Quoted passage:

-*-

It’s a lot of info, but it’s trying to be as much as any fan could ask for. Not focus on the fear of being too much for newer fans to cope with.
Spectacular Spectacular
Having said that Fortnite doesn’t care about trying to be for anyone that isn’t a fan, the Pro-Am event on Friday was a reminder of just how mainstream the game is anyway. 50 well-known players teamed up with 50 celebrities to compete for millions for their chosen charities.
Four Aussie Fortnite stars, Muselk, Loserfruit, Lachlan, and MrFreshAsian all took the stage, teamed up with Aussie celebrities – DJ Wax Motif, Producer/Singer Alison Wonderland, Actor Liam McIntyre and actor Desmond Chiam respectively.
Sports stars, actors, musicians, all psyched to be on the stage for the big event. There’s one hell of a virtuous cycle here too. When Drake played with Ninja, it was the biggest Twitch stream of all time. When Marshmello played a concert inside Fortnite in February, his Insta account grew by a million followers within days. Fortnite has won cred without looking like it’s tried too hard to get it, and celebs get a boost because the game has an audience population on par with Brazil or Indonesia.
So it was no surprise when a surprise announcement was made to have Marshmello – Ninja’s Pro-Am partner and mega virtual concert giver – played a short set before the main event on Sunday. For six minutes he went off, playing his hits, and the massive screens joined in the show to make the small set feel rather huge.

-*-

Data:
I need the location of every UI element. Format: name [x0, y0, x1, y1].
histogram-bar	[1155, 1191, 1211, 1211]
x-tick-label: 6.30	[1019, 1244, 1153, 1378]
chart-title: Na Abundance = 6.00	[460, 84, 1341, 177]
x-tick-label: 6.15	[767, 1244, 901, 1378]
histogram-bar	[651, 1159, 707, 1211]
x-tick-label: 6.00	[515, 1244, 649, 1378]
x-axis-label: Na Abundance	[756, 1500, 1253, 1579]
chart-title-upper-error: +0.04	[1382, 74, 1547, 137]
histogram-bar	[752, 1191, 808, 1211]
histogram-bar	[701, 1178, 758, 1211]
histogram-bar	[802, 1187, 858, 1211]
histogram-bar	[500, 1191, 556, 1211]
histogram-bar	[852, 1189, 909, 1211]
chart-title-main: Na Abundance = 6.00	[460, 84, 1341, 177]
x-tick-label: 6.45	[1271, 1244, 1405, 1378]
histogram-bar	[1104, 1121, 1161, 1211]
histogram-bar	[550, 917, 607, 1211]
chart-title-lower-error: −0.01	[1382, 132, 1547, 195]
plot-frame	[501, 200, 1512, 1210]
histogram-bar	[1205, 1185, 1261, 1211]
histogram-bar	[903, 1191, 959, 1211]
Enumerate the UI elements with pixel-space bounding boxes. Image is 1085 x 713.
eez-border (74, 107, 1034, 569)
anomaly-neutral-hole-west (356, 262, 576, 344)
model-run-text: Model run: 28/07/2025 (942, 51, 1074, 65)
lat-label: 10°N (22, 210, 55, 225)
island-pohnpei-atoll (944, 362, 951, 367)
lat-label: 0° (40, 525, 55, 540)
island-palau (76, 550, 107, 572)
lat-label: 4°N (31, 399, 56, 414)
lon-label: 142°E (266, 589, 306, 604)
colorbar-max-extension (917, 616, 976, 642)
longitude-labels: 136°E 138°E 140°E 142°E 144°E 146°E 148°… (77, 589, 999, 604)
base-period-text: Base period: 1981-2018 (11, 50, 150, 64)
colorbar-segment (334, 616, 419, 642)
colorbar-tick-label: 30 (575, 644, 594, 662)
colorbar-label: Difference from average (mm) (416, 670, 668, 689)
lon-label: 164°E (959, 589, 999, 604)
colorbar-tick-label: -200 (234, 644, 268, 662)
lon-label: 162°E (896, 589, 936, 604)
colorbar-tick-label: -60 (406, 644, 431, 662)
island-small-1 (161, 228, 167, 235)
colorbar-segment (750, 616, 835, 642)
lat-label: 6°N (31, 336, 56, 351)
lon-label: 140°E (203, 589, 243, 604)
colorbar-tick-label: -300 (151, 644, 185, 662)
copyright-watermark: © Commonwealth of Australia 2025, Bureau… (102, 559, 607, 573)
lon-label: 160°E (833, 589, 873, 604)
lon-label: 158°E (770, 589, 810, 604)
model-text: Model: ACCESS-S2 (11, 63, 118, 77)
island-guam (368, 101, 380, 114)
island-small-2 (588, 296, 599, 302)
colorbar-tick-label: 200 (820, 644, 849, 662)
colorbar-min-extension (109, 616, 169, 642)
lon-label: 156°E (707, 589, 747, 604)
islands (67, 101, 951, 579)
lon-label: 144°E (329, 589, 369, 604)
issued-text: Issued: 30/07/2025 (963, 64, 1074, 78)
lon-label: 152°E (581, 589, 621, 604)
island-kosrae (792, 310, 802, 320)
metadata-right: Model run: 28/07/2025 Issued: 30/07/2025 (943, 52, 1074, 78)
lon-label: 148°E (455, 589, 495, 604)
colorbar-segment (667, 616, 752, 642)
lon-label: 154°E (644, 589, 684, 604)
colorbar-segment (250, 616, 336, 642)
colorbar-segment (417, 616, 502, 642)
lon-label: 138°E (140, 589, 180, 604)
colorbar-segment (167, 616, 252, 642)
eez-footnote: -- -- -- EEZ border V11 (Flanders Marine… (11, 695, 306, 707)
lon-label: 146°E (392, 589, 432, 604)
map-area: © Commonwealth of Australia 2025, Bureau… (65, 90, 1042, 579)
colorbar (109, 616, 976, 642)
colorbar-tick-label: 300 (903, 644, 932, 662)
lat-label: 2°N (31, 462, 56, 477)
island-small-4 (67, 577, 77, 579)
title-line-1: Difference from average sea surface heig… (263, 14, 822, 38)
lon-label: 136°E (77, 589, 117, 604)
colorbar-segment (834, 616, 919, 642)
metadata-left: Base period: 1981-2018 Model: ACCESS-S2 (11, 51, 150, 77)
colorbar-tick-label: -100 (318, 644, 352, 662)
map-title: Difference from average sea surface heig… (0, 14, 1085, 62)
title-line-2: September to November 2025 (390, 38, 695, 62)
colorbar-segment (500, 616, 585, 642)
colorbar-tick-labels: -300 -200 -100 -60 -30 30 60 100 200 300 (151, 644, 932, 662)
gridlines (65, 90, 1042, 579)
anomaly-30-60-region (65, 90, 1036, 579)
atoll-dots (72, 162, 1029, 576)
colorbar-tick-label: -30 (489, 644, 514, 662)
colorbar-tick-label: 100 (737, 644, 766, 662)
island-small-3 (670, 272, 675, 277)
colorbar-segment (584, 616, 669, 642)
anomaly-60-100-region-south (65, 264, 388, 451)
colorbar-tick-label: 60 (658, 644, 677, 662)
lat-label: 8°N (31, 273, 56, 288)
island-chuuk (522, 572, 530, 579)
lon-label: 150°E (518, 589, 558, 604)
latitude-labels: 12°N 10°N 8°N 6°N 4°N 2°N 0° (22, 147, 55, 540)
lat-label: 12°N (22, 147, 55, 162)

-*-

Task item:
Can you give back, word for word, the part of the Fortnite piece that starts at "It’s a lot of" and stops after "their chosen charities."?

Answer to this exercise:
It’s a lot of info, but it’s trying to be as much as any fan could ask for. Not focus on the fear of being too much for newer fans to cope with.
Spectacular Spectacular
Having said that Fortnite doesn’t care about trying to be for anyone that isn’t a fan, the Pro-Am event on Friday was a reminder of just how mainstream the game is anyway. 50 well-known players teamed up with 50 celebrities to compete for millions for their chosen charities.